* WHAT IS EXPECTED:
Without including any pictures, copy each entry below exactly.

* MATERIAL FOR THIS EXERCISE:

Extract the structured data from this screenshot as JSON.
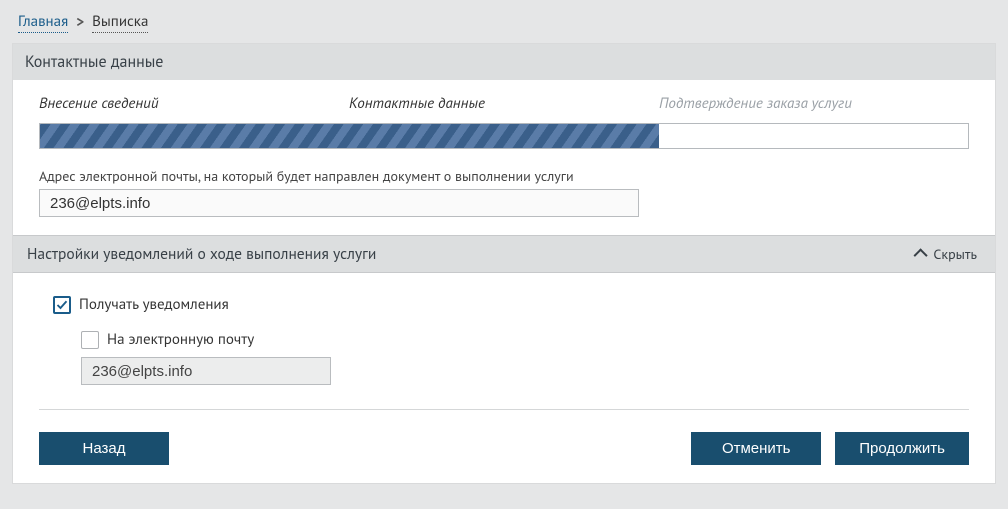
{
  "breadcrumb": {
    "home": "Главная",
    "current": "Выписка"
  },
  "panel": {
    "title": "Контактные данные"
  },
  "wizard": {
    "step1": "Внесение сведений",
    "step2": "Контактные данные",
    "step3": "Подтверждение заказа услуги"
  },
  "email": {
    "label": "Адрес электронной почты, на который будет направлен документ о выполнении услуги",
    "value": "236@elpts.info"
  },
  "notifySection": {
    "title": "Настройки уведомлений о ходе выполнения услуги",
    "hideLabel": "Скрыть",
    "receiveLabel": "Получать уведомления",
    "byEmailLabel": "На электронную почту",
    "emailValue": "236@elpts.info"
  },
  "buttons": {
    "back": "Назад",
    "cancel": "Отменить",
    "continue": "Продолжить"
  }
}
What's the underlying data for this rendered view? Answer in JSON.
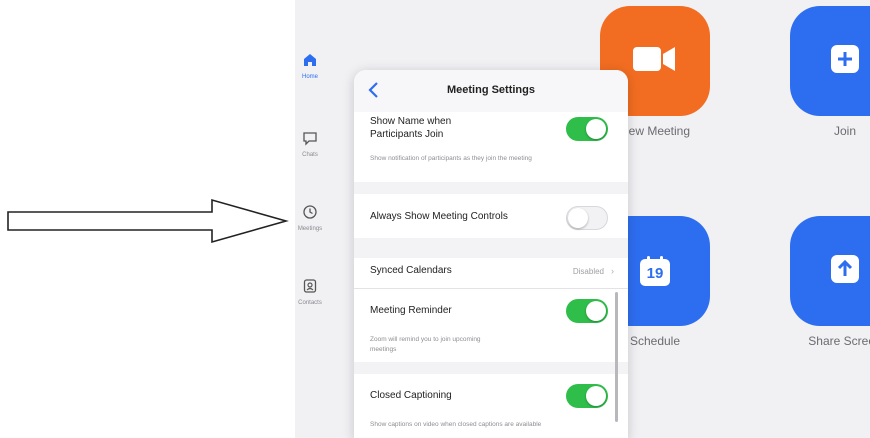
{
  "sidebar": {
    "items": [
      {
        "label": "Home",
        "icon": "home-icon"
      },
      {
        "label": "Chats",
        "icon": "chat-icon"
      },
      {
        "label": "Meetings",
        "icon": "clock-icon"
      },
      {
        "label": "Contacts",
        "icon": "contact-icon"
      }
    ]
  },
  "tiles": {
    "new_meeting": "New Meeting",
    "join": "Join",
    "schedule": "Schedule",
    "share_screen": "Share Screen",
    "calendar_day": "19"
  },
  "panel": {
    "title": "Meeting Settings",
    "show_name": {
      "title_line1": "Show Name when",
      "title_line2": "Participants Join",
      "subtitle": "Show notification of participants as they join the meeting",
      "enabled": true
    },
    "always_show_controls": {
      "title": "Always Show Meeting Controls",
      "enabled": false
    },
    "synced_calendars": {
      "title": "Synced Calendars",
      "value": "Disabled"
    },
    "meeting_reminder": {
      "title": "Meeting Reminder",
      "subtitle": "Zoom will remind you to join upcoming meetings",
      "enabled": true
    },
    "closed_captioning": {
      "title": "Closed Captioning",
      "subtitle": "Show captions on video when closed captions are available",
      "enabled": true
    }
  },
  "colors": {
    "orange": "#f26d21",
    "blue": "#2d6ef0",
    "toggle_on": "#2fbe4a",
    "accent": "#2d6ef0"
  }
}
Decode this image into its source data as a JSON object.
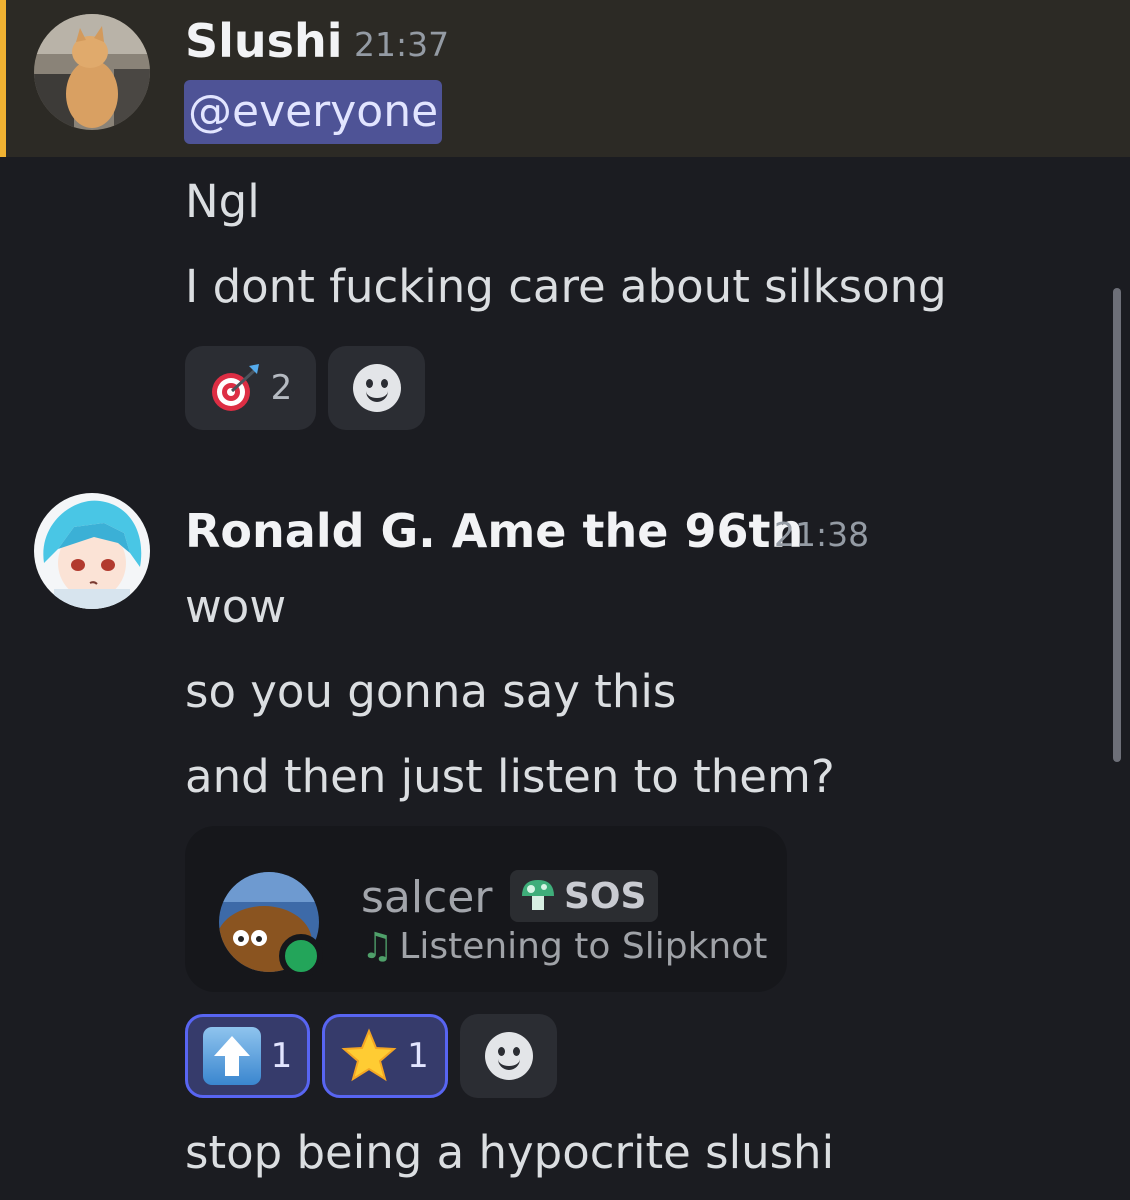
{
  "messages": [
    {
      "username": "Slushi",
      "timestamp": "21:37",
      "mention": "@everyone",
      "lines": [
        "Ngl",
        "I dont fucking care about silksong"
      ],
      "reactions": [
        {
          "emoji": "direct-hit-emoji",
          "count": "2"
        }
      ]
    },
    {
      "username": "Ronald G. Ame the 96th",
      "timestamp": "21:38",
      "lines": [
        "wow",
        "so you gonna say this",
        "and then just listen to them?"
      ],
      "embed": {
        "name": "salcer",
        "tag": "SOS",
        "activity": "Listening to Slipknot"
      },
      "reactions": [
        {
          "emoji": "up-arrow-emoji",
          "count": "1"
        },
        {
          "emoji": "star-emoji",
          "count": "1"
        }
      ],
      "last_line": "stop being a hypocrite slushi"
    }
  ],
  "colors": {
    "background": "#1b1c21",
    "highlight": "#2c2a25",
    "highlight_bar": "#f0b232",
    "mention_bg": "#4e5396",
    "reaction_active_border": "#5865f2",
    "online": "#23a55a"
  }
}
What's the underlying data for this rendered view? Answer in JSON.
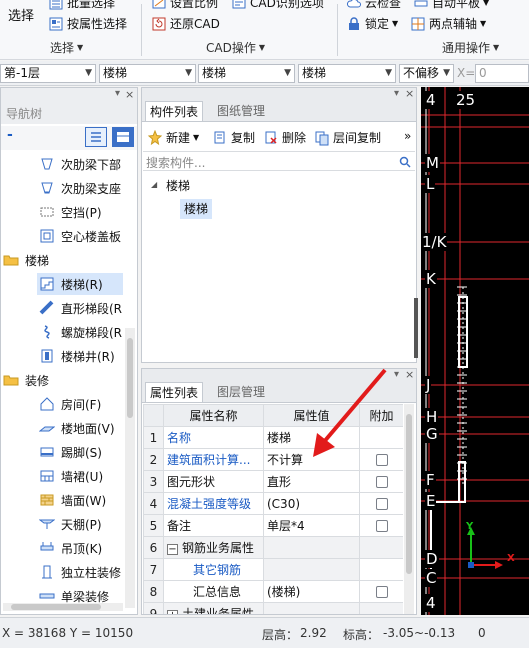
{
  "ribbon": {
    "select_group": {
      "big_select": "选择",
      "batch_select": "批量选择",
      "attr_select": "按属性选择",
      "label": "选择"
    },
    "cad_group": {
      "set_scale": "设置比例",
      "cad_options": "CAD识别选项",
      "restore_cad": "还原CAD",
      "label": "CAD操作"
    },
    "general_group": {
      "cloud_check": "云检查",
      "auto_level": "自动平板",
      "lock": "锁定",
      "two_point_aux": "两点辅轴",
      "label": "通用操作"
    }
  },
  "layerbar": {
    "floor": "第-1层",
    "category": "楼梯",
    "type": "楼梯",
    "component": "楼梯",
    "offset_mode": "不偏移",
    "x_label": "X=",
    "x_value": "0"
  },
  "nav": {
    "title": "导航树",
    "collapse_symbol": "-",
    "items_top": [
      {
        "label": "次肋梁下部",
        "icon": "beam-lower-icon"
      },
      {
        "label": "次肋梁支座",
        "icon": "beam-support-icon"
      },
      {
        "label": "空挡(P)",
        "icon": "opening-icon"
      },
      {
        "label": "空心楼盖板",
        "icon": "hollow-slab-icon"
      }
    ],
    "category_stairs": "楼梯",
    "stairs_items": [
      {
        "label": "楼梯(R)",
        "icon": "stair-icon"
      },
      {
        "label": "直形梯段(R",
        "icon": "straight-flight-icon"
      },
      {
        "label": "螺旋梯段(R",
        "icon": "spiral-flight-icon"
      },
      {
        "label": "楼梯井(R)",
        "icon": "stairwell-icon"
      }
    ],
    "category_decor": "装修",
    "decor_items": [
      {
        "label": "房间(F)",
        "icon": "room-icon"
      },
      {
        "label": "楼地面(V)",
        "icon": "floor-icon"
      },
      {
        "label": "踢脚(S)",
        "icon": "skirting-icon"
      },
      {
        "label": "墙裙(U)",
        "icon": "dado-icon"
      },
      {
        "label": "墙面(W)",
        "icon": "wall-surface-icon"
      },
      {
        "label": "天棚(P)",
        "icon": "ceiling-icon"
      },
      {
        "label": "吊顶(K)",
        "icon": "suspended-ceiling-icon"
      },
      {
        "label": "独立柱装修",
        "icon": "column-finish-icon"
      },
      {
        "label": "单梁装修",
        "icon": "beam-finish-icon"
      }
    ]
  },
  "component_list": {
    "tab_active": "构件列表",
    "tab_inactive": "图纸管理",
    "new_label": "新建",
    "copy_label": "复制",
    "delete_label": "删除",
    "floor_copy_label": "层间复制",
    "more_symbol": "»",
    "search_placeholder": "搜索构件...",
    "tree_root": "楼梯",
    "tree_child": "楼梯"
  },
  "properties": {
    "tab_active": "属性列表",
    "tab_inactive": "图层管理",
    "headers": [
      "属性名称",
      "属性值",
      "附加"
    ],
    "rows": [
      {
        "num": "1",
        "name": "名称",
        "value": "楼梯",
        "blue": true,
        "check": false
      },
      {
        "num": "2",
        "name": "建筑面积计算...",
        "value": "不计算",
        "blue": true,
        "check": true
      },
      {
        "num": "3",
        "name": "图元形状",
        "value": "直形",
        "blue": false,
        "check": true
      },
      {
        "num": "4",
        "name": "混凝土强度等级",
        "value": "(C30)",
        "blue": true,
        "check": true
      },
      {
        "num": "5",
        "name": "备注",
        "value": "单层*4",
        "blue": false,
        "check": true
      },
      {
        "num": "6",
        "name": "钢筋业务属性",
        "value": "",
        "blue": false,
        "check": false,
        "expander": "−"
      },
      {
        "num": "7",
        "name": "其它钢筋",
        "value": "",
        "blue": true,
        "check": false,
        "indent": true
      },
      {
        "num": "8",
        "name": "汇总信息",
        "value": "(楼梯)",
        "blue": false,
        "check": true,
        "indent": true
      },
      {
        "num": "9",
        "name": "土建业务属性",
        "value": "",
        "blue": false,
        "check": false,
        "expander": "+"
      }
    ]
  },
  "cad": {
    "axis_labels": [
      "4",
      "25",
      "M",
      "L",
      "1/K",
      "K",
      "J",
      "H",
      "G",
      "F",
      "E",
      "D",
      "C",
      "4"
    ],
    "ucs_x": "X",
    "ucs_y": "Y"
  },
  "status": {
    "coords": "X = 38168 Y = 10150",
    "floor_height_label": "层高：",
    "floor_height": "2.92",
    "elevation_label": "标高：",
    "elevation": "-3.05~-0.13",
    "extra": "0"
  },
  "colors": {
    "accent_blue": "#1a5bc4",
    "cad_background": "#000000",
    "axis_red": "#e0282e",
    "arrow_red": "#e21b1b"
  }
}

* ANSWER TO THIS EXERCISE:
Extract the structured data from this screenshot as JSON.
{
  "breadcrumb": {
    "home": "Главная",
    "current": "Выписка"
  },
  "panel": {
    "title": "Контактные данные"
  },
  "wizard": {
    "step1": "Внесение сведений",
    "step2": "Контактные данные",
    "step3": "Подтверждение заказа услуги"
  },
  "email": {
    "label": "Адрес электронной почты, на который будет направлен документ о выполнении услуги",
    "value": "236@elpts.info"
  },
  "notifySection": {
    "title": "Настройки уведомлений о ходе выполнения услуги",
    "hideLabel": "Скрыть",
    "receiveLabel": "Получать уведомления",
    "byEmailLabel": "На электронную почту",
    "emailValue": "236@elpts.info"
  },
  "buttons": {
    "back": "Назад",
    "cancel": "Отменить",
    "continue": "Продолжить"
  }
}
What's the underlying data for this rendered view? Answer in JSON.
{
  "sidebar": {
    "items": [
      {
        "label": "Home",
        "icon": "home-icon"
      },
      {
        "label": "Chats",
        "icon": "chat-icon"
      },
      {
        "label": "Meetings",
        "icon": "clock-icon"
      },
      {
        "label": "Contacts",
        "icon": "contact-icon"
      }
    ]
  },
  "tiles": {
    "new_meeting": "New Meeting",
    "join": "Join",
    "schedule": "Schedule",
    "share_screen": "Share Screen",
    "calendar_day": "19"
  },
  "panel": {
    "title": "Meeting Settings",
    "show_name": {
      "title_line1": "Show Name when",
      "title_line2": "Participants Join",
      "subtitle": "Show notification of participants as they join the meeting",
      "enabled": true
    },
    "always_show_controls": {
      "title": "Always Show Meeting Controls",
      "enabled": false
    },
    "synced_calendars": {
      "title": "Synced Calendars",
      "value": "Disabled"
    },
    "meeting_reminder": {
      "title": "Meeting Reminder",
      "subtitle": "Zoom will remind you to join upcoming meetings",
      "enabled": true
    },
    "closed_captioning": {
      "title": "Closed Captioning",
      "subtitle": "Show captions on video when closed captions are available",
      "enabled": true
    }
  },
  "colors": {
    "orange": "#f26d21",
    "blue": "#2d6ef0",
    "toggle_on": "#2fbe4a",
    "accent": "#2d6ef0"
  }
}
Decode this image into its source data as a JSON object.
{
  "messages": [
    {
      "username": "Slushi",
      "timestamp": "21:37",
      "mention": "@everyone",
      "lines": [
        "Ngl",
        "I dont fucking care about silksong"
      ],
      "reactions": [
        {
          "emoji": "direct-hit-emoji",
          "count": "2"
        }
      ]
    },
    {
      "username": "Ronald G. Ame the 96th",
      "timestamp": "21:38",
      "lines": [
        "wow",
        "so you gonna say this",
        "and then just listen to them?"
      ],
      "embed": {
        "name": "salcer",
        "tag": "SOS",
        "activity": "Listening to Slipknot"
      },
      "reactions": [
        {
          "emoji": "up-arrow-emoji",
          "count": "1"
        },
        {
          "emoji": "star-emoji",
          "count": "1"
        }
      ],
      "last_line": "stop being a hypocrite slushi"
    }
  ],
  "colors": {
    "background": "#1b1c21",
    "highlight": "#2c2a25",
    "highlight_bar": "#f0b232",
    "mention_bg": "#4e5396",
    "reaction_active_border": "#5865f2",
    "online": "#23a55a"
  }
}
What's the underlying data for this rendered view? Answer in JSON.
{
  "ribbon": {
    "select_group": {
      "big_select": "选择",
      "batch_select": "批量选择",
      "attr_select": "按属性选择",
      "label": "选择"
    },
    "cad_group": {
      "set_scale": "设置比例",
      "cad_options": "CAD识别选项",
      "restore_cad": "还原CAD",
      "label": "CAD操作"
    },
    "general_group": {
      "cloud_check": "云检查",
      "auto_level": "自动平板",
      "lock": "锁定",
      "two_point_aux": "两点辅轴",
      "label": "通用操作"
    }
  },
  "layerbar": {
    "floor": "第-1层",
    "category": "楼梯",
    "type": "楼梯",
    "component": "楼梯",
    "offset_mode": "不偏移",
    "x_label": "X=",
    "x_value": "0"
  },
  "nav": {
    "title": "导航树",
    "collapse_symbol": "-",
    "items_top": [
      {
        "label": "次肋梁下部",
        "icon": "beam-lower-icon"
      },
      {
        "label": "次肋梁支座",
        "icon": "beam-support-icon"
      },
      {
        "label": "空挡(P)",
        "icon": "opening-icon"
      },
      {
        "label": "空心楼盖板",
        "icon": "hollow-slab-icon"
      }
    ],
    "category_stairs": "楼梯",
    "stairs_items": [
      {
        "label": "楼梯(R)",
        "icon": "stair-icon"
      },
      {
        "label": "直形梯段(R",
        "icon": "straight-flight-icon"
      },
      {
        "label": "螺旋梯段(R",
        "icon": "spiral-flight-icon"
      },
      {
        "label": "楼梯井(R)",
        "icon": "stairwell-icon"
      }
    ],
    "category_decor": "装修",
    "decor_items": [
      {
        "label": "房间(F)",
        "icon": "room-icon"
      },
      {
        "label": "楼地面(V)",
        "icon": "floor-icon"
      },
      {
        "label": "踢脚(S)",
        "icon": "skirting-icon"
      },
      {
        "label": "墙裙(U)",
        "icon": "dado-icon"
      },
      {
        "label": "墙面(W)",
        "icon": "wall-surface-icon"
      },
      {
        "label": "天棚(P)",
        "icon": "ceiling-icon"
      },
      {
        "label": "吊顶(K)",
        "icon": "suspended-ceiling-icon"
      },
      {
        "label": "独立柱装修",
        "icon": "column-finish-icon"
      },
      {
        "label": "单梁装修",
        "icon": "beam-finish-icon"
      }
    ]
  },
  "component_list": {
    "tab_active": "构件列表",
    "tab_inactive": "图纸管理",
    "new_label": "新建",
    "copy_label": "复制",
    "delete_label": "删除",
    "floor_copy_label": "层间复制",
    "more_symbol": "»",
    "search_placeholder": "搜索构件...",
    "tree_root": "楼梯",
    "tree_child": "楼梯"
  },
  "properties": {
    "tab_active": "属性列表",
    "tab_inactive": "图层管理",
    "headers": [
      "属性名称",
      "属性值",
      "附加"
    ],
    "rows": [
      {
        "num": "1",
        "name": "名称",
        "value": "楼梯",
        "blue": true,
        "check": false
      },
      {
        "num": "2",
        "name": "建筑面积计算...",
        "value": "不计算",
        "blue": true,
        "check": true
      },
      {
        "num": "3",
        "name": "图元形状",
        "value": "直形",
        "blue": false,
        "check": true
      },
      {
        "num": "4",
        "name": "混凝土强度等级",
        "value": "(C30)",
        "blue": true,
        "check": true
      },
      {
        "num": "5",
        "name": "备注",
        "value": "单层*4",
        "blue": false,
        "check": true
      },
      {
        "num": "6",
        "name": "钢筋业务属性",
        "value": "",
        "blue": false,
        "check": false,
        "expander": "−"
      },
      {
        "num": "7",
        "name": "其它钢筋",
        "value": "",
        "blue": true,
        "check": false,
        "indent": true
      },
      {
        "num": "8",
        "name": "汇总信息",
        "value": "(楼梯)",
        "blue": false,
        "check": true,
        "indent": true
      },
      {
        "num": "9",
        "name": "土建业务属性",
        "value": "",
        "blue": false,
        "check": false,
        "expander": "+"
      }
    ]
  },
  "cad": {
    "axis_labels": [
      "4",
      "25",
      "M",
      "L",
      "1/K",
      "K",
      "J",
      "H",
      "G",
      "F",
      "E",
      "D",
      "C",
      "4"
    ],
    "ucs_x": "X",
    "ucs_y": "Y"
  },
  "status": {
    "coords": "X = 38168 Y = 10150",
    "floor_height_label": "层高：",
    "floor_height": "2.92",
    "elevation_label": "标高：",
    "elevation": "-3.05~-0.13",
    "extra": "0"
  },
  "colors": {
    "accent_blue": "#1a5bc4",
    "cad_background": "#000000",
    "axis_red": "#e0282e",
    "arrow_red": "#e21b1b"
  }
}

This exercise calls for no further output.